__TASK DATA__:
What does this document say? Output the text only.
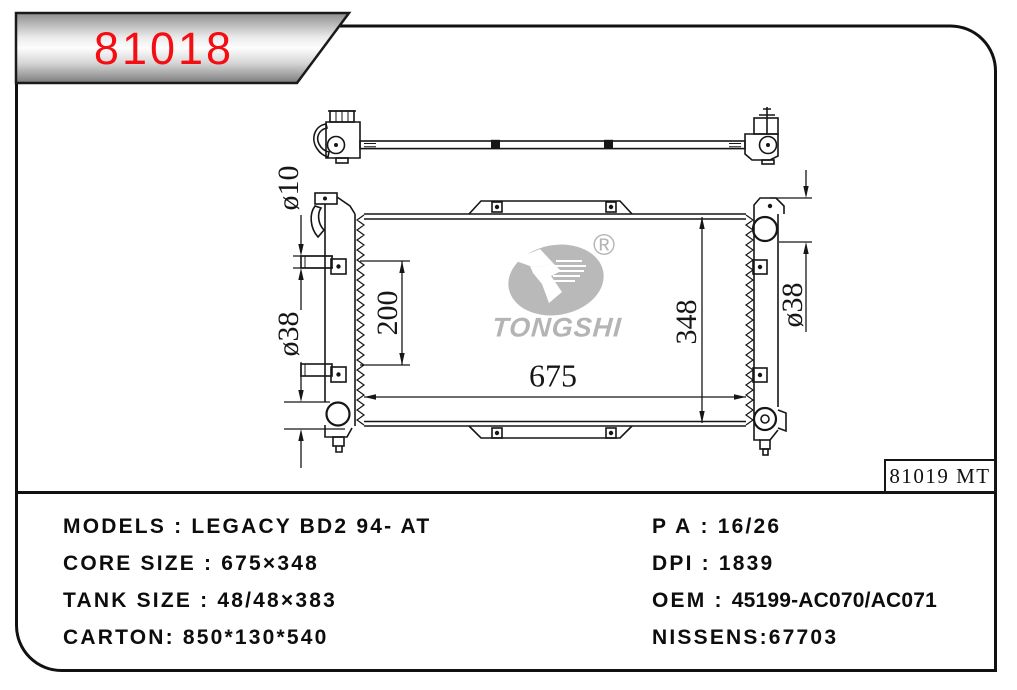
81018
ø10
ø38 200	348
675
ø38
®
TONGSHI
81019 MT
MODELS : LEGACY BD2 94- AT
CORE SIZE : 675×348
TANK SIZE : 48/48×383
CARTON : 850*130*540
P A : 16/26
DPI : 1839
OEM : 45199-AC070/AC071
NISSENS : 67703
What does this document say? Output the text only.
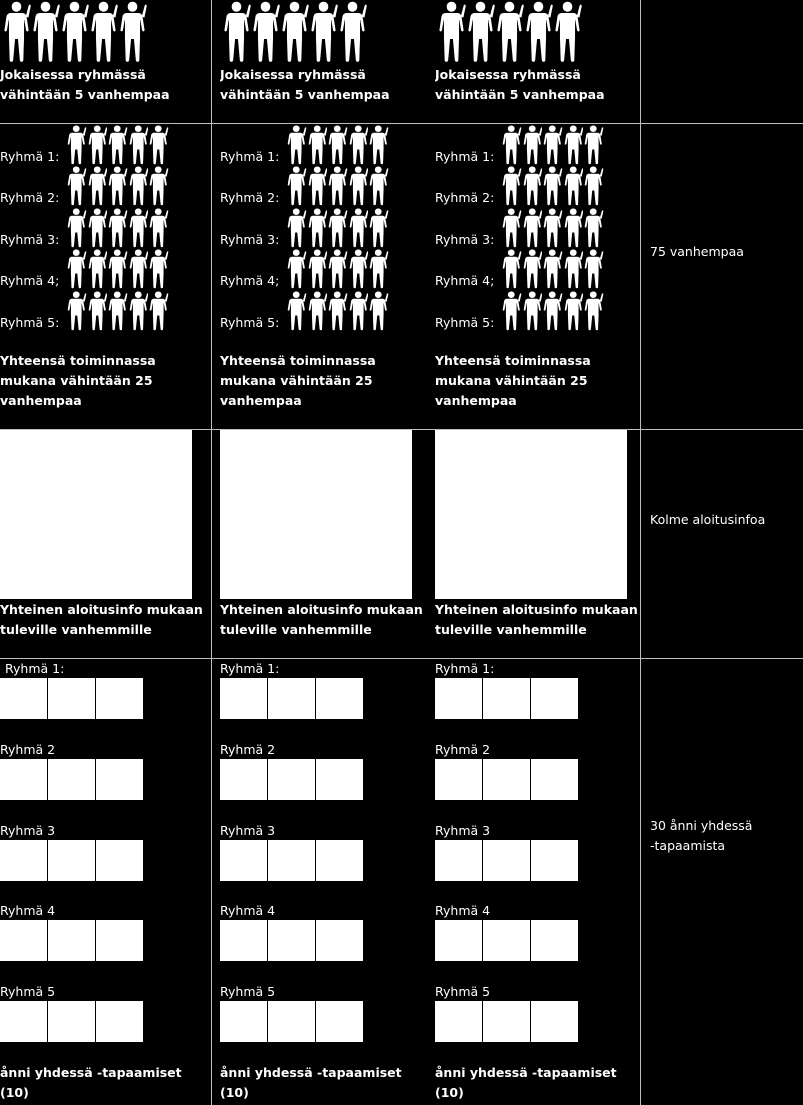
75 vanhempaa
Kolme aloitusinfoa
30 ånni yhdessä
-tapaamista
Jokaisessa ryhmässä
vähintään 5 vanhempaa
Ryhmä 1:
Ryhmä 2:
Ryhmä 3:
Ryhmä 4;
Ryhmä 5:
Yhteensä toiminnassa
mukana vähintään 25
vanhempaa
Yhteinen aloitusinfo mukaan
tuleville vanhemmille
Ryhmä 1:
Ryhmä 2
Ryhmä 3
Ryhmä 4
Ryhmä 5
ånni yhdessä -tapaamiset (10)
Jokaisessa ryhmässä
vähintään 5 vanhempaa
Ryhmä 1:
Ryhmä 2:
Ryhmä 3:
Ryhmä 4;
Ryhmä 5:
Yhteensä toiminnassa
mukana vähintään 25
vanhempaa
Yhteinen aloitusinfo mukaan
tuleville vanhemmille
Ryhmä 1:
Ryhmä 2
Ryhmä 3
Ryhmä 4
Ryhmä 5
ånni yhdessä -tapaamiset
(10)
Jokaisessa ryhmässä
vähintään 5 vanhempaa
Ryhmä 1:
Ryhmä 2:
Ryhmä 3:
Ryhmä 4;
Ryhmä 5:
Yhteensä toiminnassa
mukana vähintään 25
vanhempaa
Yhteinen aloitusinfo mukaan
tuleville vanhemmille
Ryhmä 1:
Ryhmä 2
Ryhmä 3
Ryhmä 4
Ryhmä 5
ånni yhdessä -tapaamiset
(10)
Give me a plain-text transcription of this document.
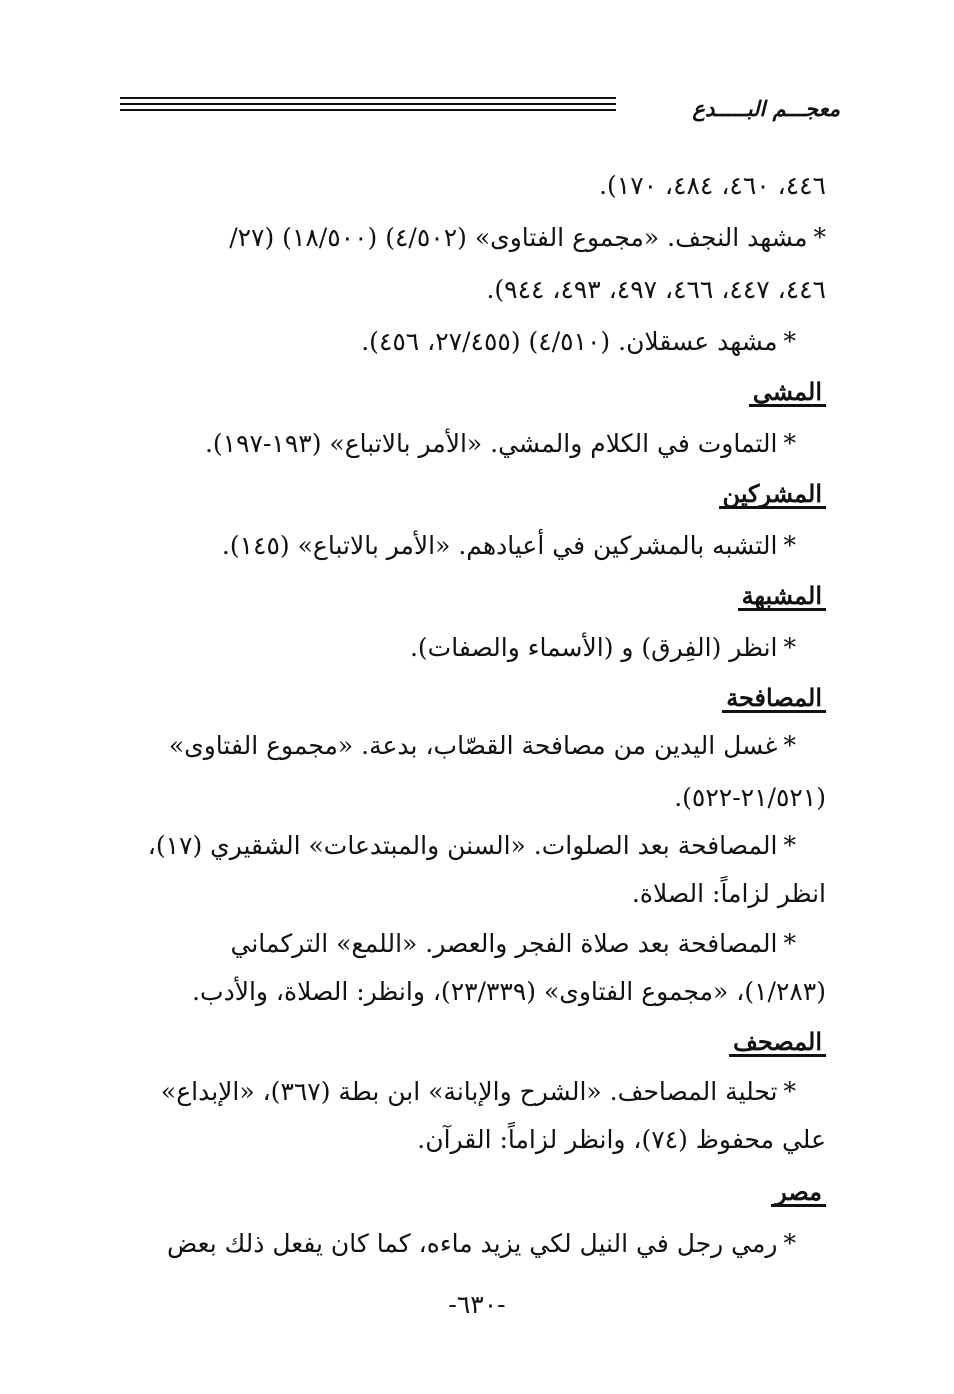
معجـــم البـــــدع
٤٤٦، ٤٦٠، ٤٨٤، ١٧٠).
*مشهد النجف. «مجموع الفتاوى» (٤/٥٠٢) (١٨/٥٠٠) (٢٧/
٤٤٦، ٤٤٧، ٤٦٦، ٤٩٧، ٤٩٣، ٩٤٤).
*مشهد عسقلان. (٤/٥١٠) (٢٧/٤٥٥، ٤٥٦).
المشي
*التماوت في الكلام والمشي. «الأمر بالاتباع» (١٩٣-١٩٧).
المشركين
*التشبه بالمشركين في أعيادهم. «الأمر بالاتباع» (١٤٥).
المشبهة
*انظر (الفِرق) و (الأسماء والصفات).
المصافحة
*غسل اليدين من مصافحة القصّاب، بدعة. «مجموع الفتاوى»
(٢١/٥٢١-٥٢٢).
*المصافحة بعد الصلوات. «السنن والمبتدعات» الشقيري (١٧)،
انظر لزاماً: الصلاة.
*المصافحة بعد صلاة الفجر والعصر. «اللمع» التركماني
(١/٢٨٣)، «مجموع الفتاوى» (٢٣/٣٣٩)، وانظر: الصلاة، والأدب.
المصحف
*تحلية المصاحف. «الشرح والإبانة» ابن بطة (٣٦٧)، «الإبداع»
علي محفوظ (٧٤)، وانظر لزاماً: القرآن.
مصر
*رمي رجل في النيل لكي يزيد ماءه، كما كان يفعل ذلك بعض
-٦٣٠-
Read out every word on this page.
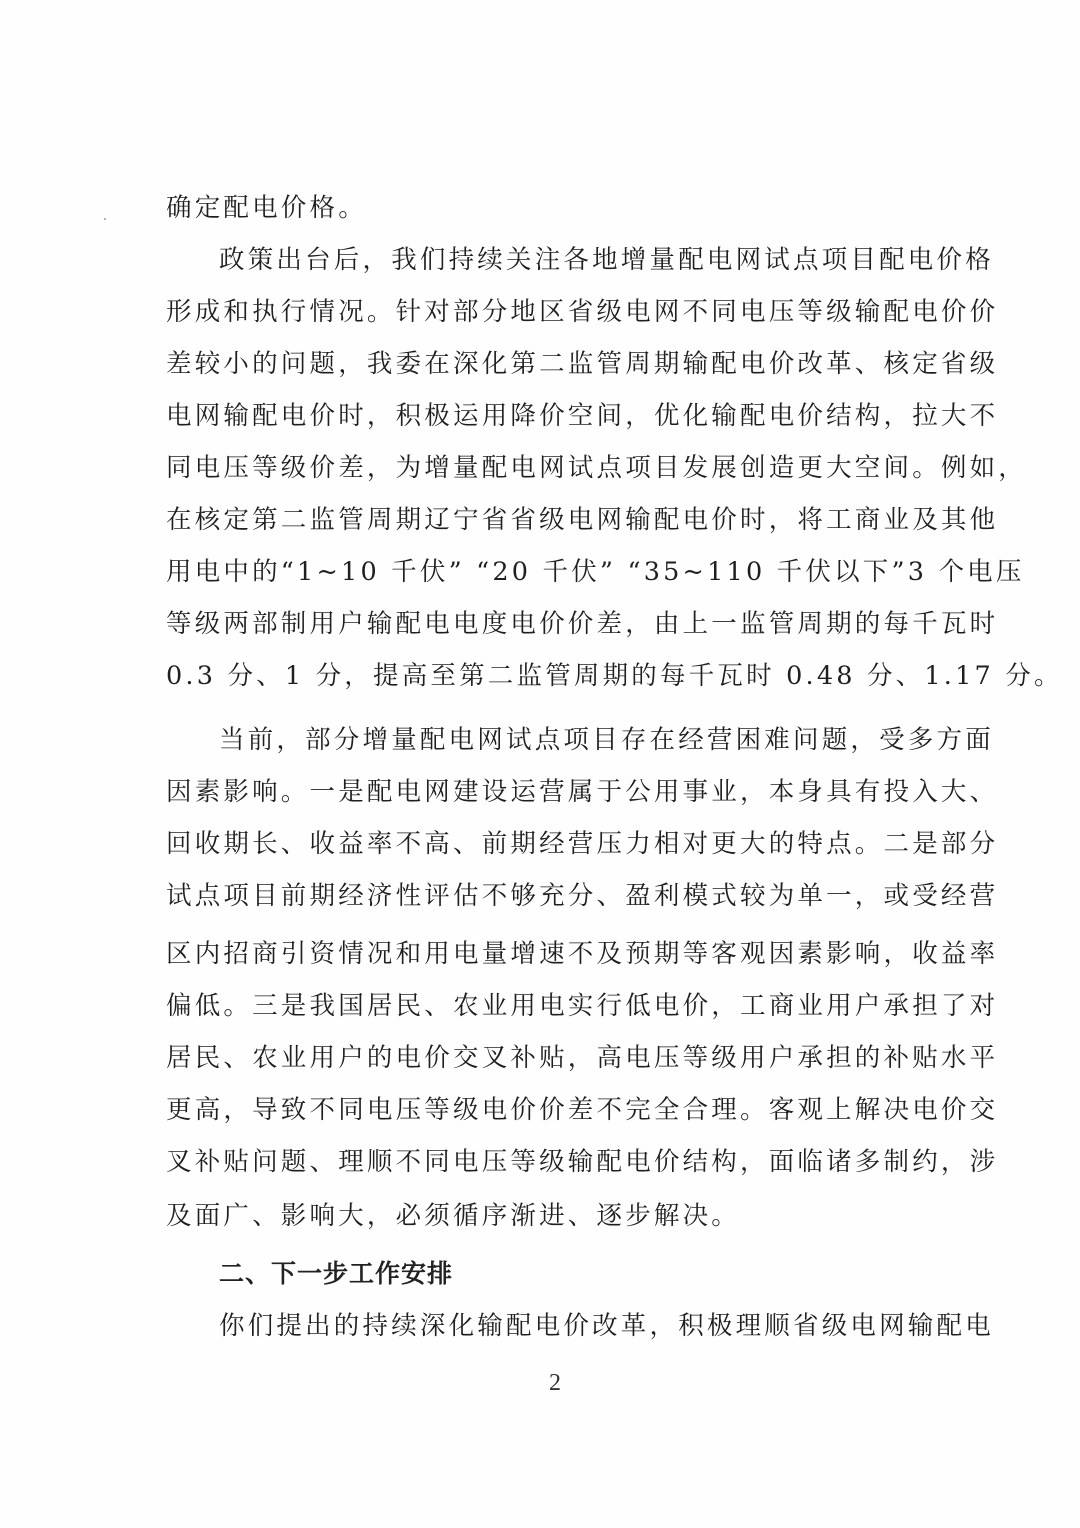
确定配电价格。
政策出台后，我们持续关注各地增量配电网试点项目配电价格
形成和执行情况。针对部分地区省级电网不同电压等级输配电价价
差较小的问题，我委在深化第二监管周期输配电价改革、核定省级
电网输配电价时，积极运用降价空间，优化输配电价结构，拉大不
同电压等级价差，为增量配电网试点项目发展创造更大空间。例如，
在核定第二监管周期辽宁省省级电网输配电价时，将工商业及其他
用电中的“1~10 千伏” “20 千伏” “35~110 千伏以下”3 个电压
等级两部制用户输配电电度电价价差，由上一监管周期的每千瓦时
0.3 分、1 分，提高至第二监管周期的每千瓦时 0.48 分、1.17 分。
当前，部分增量配电网试点项目存在经营困难问题，受多方面
因素影响。一是配电网建设运营属于公用事业，本身具有投入大、
回收期长、收益率不高、前期经营压力相对更大的特点。二是部分
试点项目前期经济性评估不够充分、盈利模式较为单一，或受经营
区内招商引资情况和用电量增速不及预期等客观因素影响，收益率
偏低。三是我国居民、农业用电实行低电价，工商业用户承担了对
居民、农业用户的电价交叉补贴，高电压等级用户承担的补贴水平
更高，导致不同电压等级电价价差不完全合理。客观上解决电价交
叉补贴问题、理顺不同电压等级输配电价结构，面临诸多制约，涉
及面广、影响大，必须循序渐进、逐步解决。
你们提出的持续深化输配电价改革，积极理顺省级电网输配电
二、下一步工作安排
2
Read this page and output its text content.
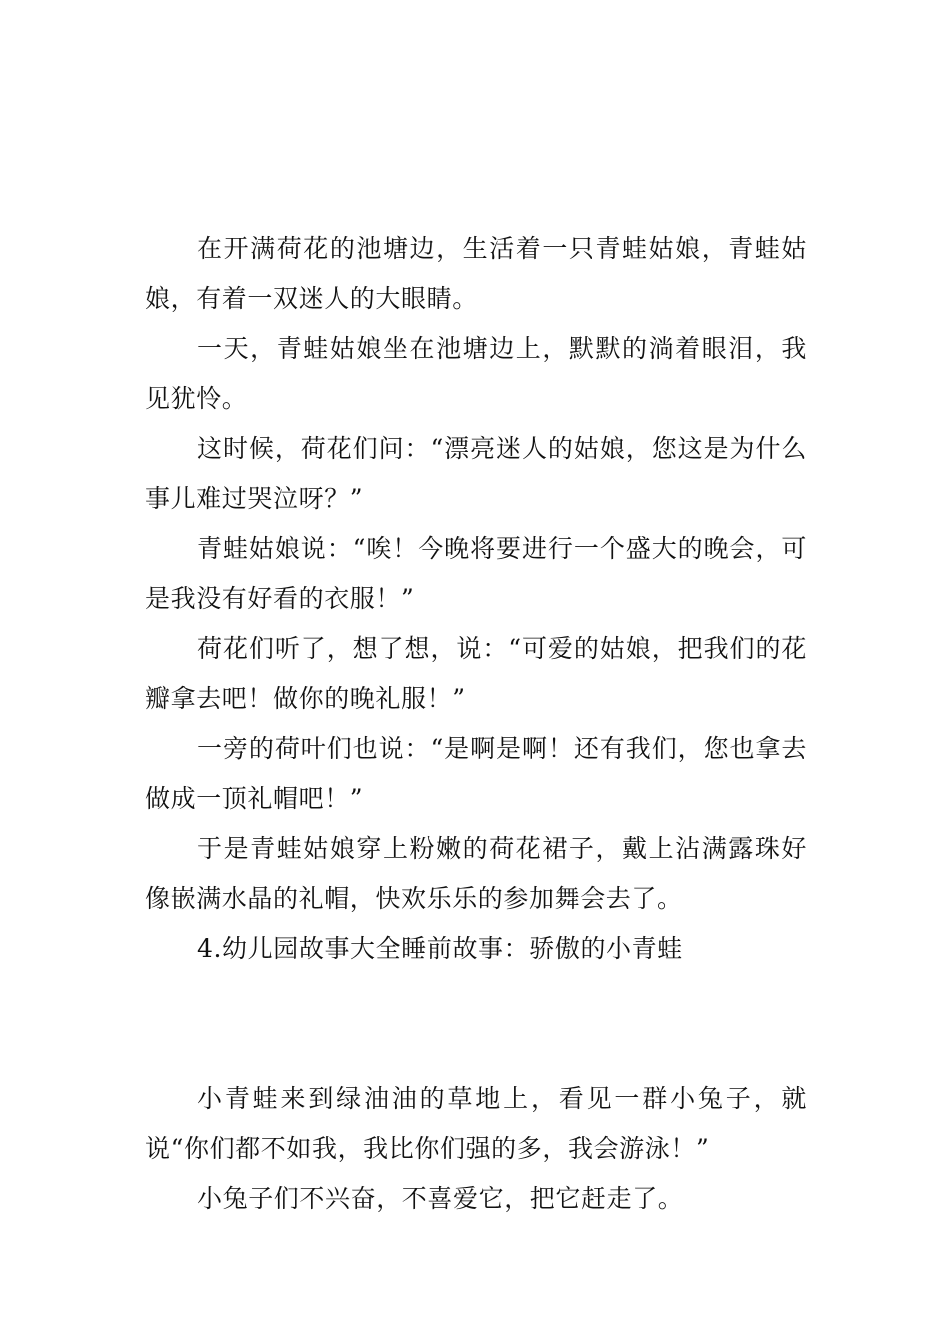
在开满荷花的池塘边，生活着一只青蛙姑娘，青蛙姑娘，有着一双迷人的大眼睛。

一天，青蛙姑娘坐在池塘边上，默默的淌着眼泪，我见犹怜。

这时候，荷花们问：“漂亮迷人的姑娘，您这是为什么事儿难过哭泣呀？”

青蛙姑娘说：“唉！今晚将要进行一个盛大的晚会，可是我没有好看的衣服！”

荷花们听了，想了想，说：“可爱的姑娘，把我们的花瓣拿去吧！做你的晚礼服！”

一旁的荷叶们也说：“是啊是啊！还有我们，您也拿去做成一顶礼帽吧！”

于是青蛙姑娘穿上粉嫩的荷花裙子，戴上沾满露珠好像嵌满水晶的礼帽，快欢乐乐的参加舞会去了。

4.幼儿园故事大全睡前故事：骄傲的小青蛙

小青蛙来到绿油油的草地上，看见一群小兔子，就说“你们都不如我，我比你们强的多，我会游泳！”

小兔子们不兴奋，不喜爱它，把它赶走了。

__WHAT IS BEING ASKED__: Transcribe the material exactly, keeping every word and none of the pictures.

__EXERCISE OUTPUT__:
What does this document say? Output the text only.
81018
ø10
ø38 200	348
675
ø38
®
TONGSHI
81019 MT
MODELS : LEGACY BD2 94- AT
CORE SIZE : 675×348
TANK SIZE : 48/48×383
CARTON : 850*130*540
P A : 16/26
DPI : 1839
OEM : 45199-AC070/AC071
NISSENS : 67703
What does this document say? Output the text only.
75 vanhempaa
Kolme aloitusinfoa
30 ånni yhdessä
-tapaamista
Jokaisessa ryhmässä
vähintään 5 vanhempaa
Ryhmä 1:
Ryhmä 2:
Ryhmä 3:
Ryhmä 4;
Ryhmä 5:
Yhteensä toiminnassa
mukana vähintään 25
vanhempaa
Yhteinen aloitusinfo mukaan
tuleville vanhemmille
Ryhmä 1:
Ryhmä 2
Ryhmä 3
Ryhmä 4
Ryhmä 5
ånni yhdessä -tapaamiset (10)
Jokaisessa ryhmässä
vähintään 5 vanhempaa
Ryhmä 1:
Ryhmä 2:
Ryhmä 3:
Ryhmä 4;
Ryhmä 5:
Yhteensä toiminnassa
mukana vähintään 25
vanhempaa
Yhteinen aloitusinfo mukaan
tuleville vanhemmille
Ryhmä 1:
Ryhmä 2
Ryhmä 3
Ryhmä 4
Ryhmä 5
ånni yhdessä -tapaamiset
(10)
Jokaisessa ryhmässä
vähintään 5 vanhempaa
Ryhmä 1:
Ryhmä 2:
Ryhmä 3:
Ryhmä 4;
Ryhmä 5:
Yhteensä toiminnassa
mukana vähintään 25
vanhempaa
Yhteinen aloitusinfo mukaan
tuleville vanhemmille
Ryhmä 1:
Ryhmä 2
Ryhmä 3
Ryhmä 4
Ryhmä 5
ånni yhdessä -tapaamiset
(10)
Give me a plain-text transcription of this document.
معجـــم البـــــدع
٤٤٦، ٤٦٠، ٤٨٤، ١٧٠).
*مشهد النجف. «مجموع الفتاوى» (٤/٥٠٢) (١٨/٥٠٠) (٢٧/
٤٤٦، ٤٤٧، ٤٦٦، ٤٩٧، ٤٩٣، ٩٤٤).
*مشهد عسقلان. (٤/٥١٠) (٢٧/٤٥٥، ٤٥٦).
المشي
*التماوت في الكلام والمشي. «الأمر بالاتباع» (١٩٣-١٩٧).
المشركين
*التشبه بالمشركين في أعيادهم. «الأمر بالاتباع» (١٤٥).
المشبهة
*انظر (الفِرق) و (الأسماء والصفات).
المصافحة
*غسل اليدين من مصافحة القصّاب، بدعة. «مجموع الفتاوى»
(٢١/٥٢١-٥٢٢).
*المصافحة بعد الصلوات. «السنن والمبتدعات» الشقيري (١٧)،
انظر لزاماً: الصلاة.
*المصافحة بعد صلاة الفجر والعصر. «اللمع» التركماني
(١/٢٨٣)، «مجموع الفتاوى» (٢٣/٣٣٩)، وانظر: الصلاة، والأدب.
المصحف
*تحلية المصاحف. «الشرح والإبانة» ابن بطة (٣٦٧)، «الإبداع»
علي محفوظ (٧٤)، وانظر لزاماً: القرآن.
مصر
*رمي رجل في النيل لكي يزيد ماءه، كما كان يفعل ذلك بعض
-٦٣٠-
Read out every word on this page.
确定配电价格。
政策出台后，我们持续关注各地增量配电网试点项目配电价格
形成和执行情况。针对部分地区省级电网不同电压等级输配电价价
差较小的问题，我委在深化第二监管周期输配电价改革、核定省级
电网输配电价时，积极运用降价空间，优化输配电价结构，拉大不
同电压等级价差，为增量配电网试点项目发展创造更大空间。例如，
在核定第二监管周期辽宁省省级电网输配电价时，将工商业及其他
用电中的“1~10 千伏” “20 千伏” “35~110 千伏以下”3 个电压
等级两部制用户输配电电度电价价差，由上一监管周期的每千瓦时
0.3 分、1 分，提高至第二监管周期的每千瓦时 0.48 分、1.17 分。
当前，部分增量配电网试点项目存在经营困难问题，受多方面
因素影响。一是配电网建设运营属于公用事业，本身具有投入大、
回收期长、收益率不高、前期经营压力相对更大的特点。二是部分
试点项目前期经济性评估不够充分、盈利模式较为单一，或受经营
区内招商引资情况和用电量增速不及预期等客观因素影响，收益率
偏低。三是我国居民、农业用电实行低电价，工商业用户承担了对
居民、农业用户的电价交叉补贴，高电压等级用户承担的补贴水平
更高，导致不同电压等级电价价差不完全合理。客观上解决电价交
叉补贴问题、理顺不同电压等级输配电价结构，面临诸多制约，涉
及面广、影响大，必须循序渐进、逐步解决。
你们提出的持续深化输配电价改革，积极理顺省级电网输配电
二、下一步工作安排
2
Read this page and output its text content.
在开满荷花的池塘边，生活着一只青蛙姑娘，青蛙姑娘，有着一双迷人的大眼睛。

一天，青蛙姑娘坐在池塘边上，默默的淌着眼泪，我见犹怜。

这时候，荷花们问：“漂亮迷人的姑娘，您这是为什么事儿难过哭泣呀？”

青蛙姑娘说：“唉！今晚将要进行一个盛大的晚会，可是我没有好看的衣服！”

荷花们听了，想了想，说：“可爱的姑娘，把我们的花瓣拿去吧！做你的晚礼服！”

一旁的荷叶们也说：“是啊是啊！还有我们，您也拿去做成一顶礼帽吧！”

于是青蛙姑娘穿上粉嫩的荷花裙子，戴上沾满露珠好像嵌满水晶的礼帽，快欢乐乐的参加舞会去了。

4.幼儿园故事大全睡前故事：骄傲的小青蛙

小青蛙来到绿油油的草地上，看见一群小兔子，就说“你们都不如我，我比你们强的多，我会游泳！”

小兔子们不兴奋，不喜爱它，把它赶走了。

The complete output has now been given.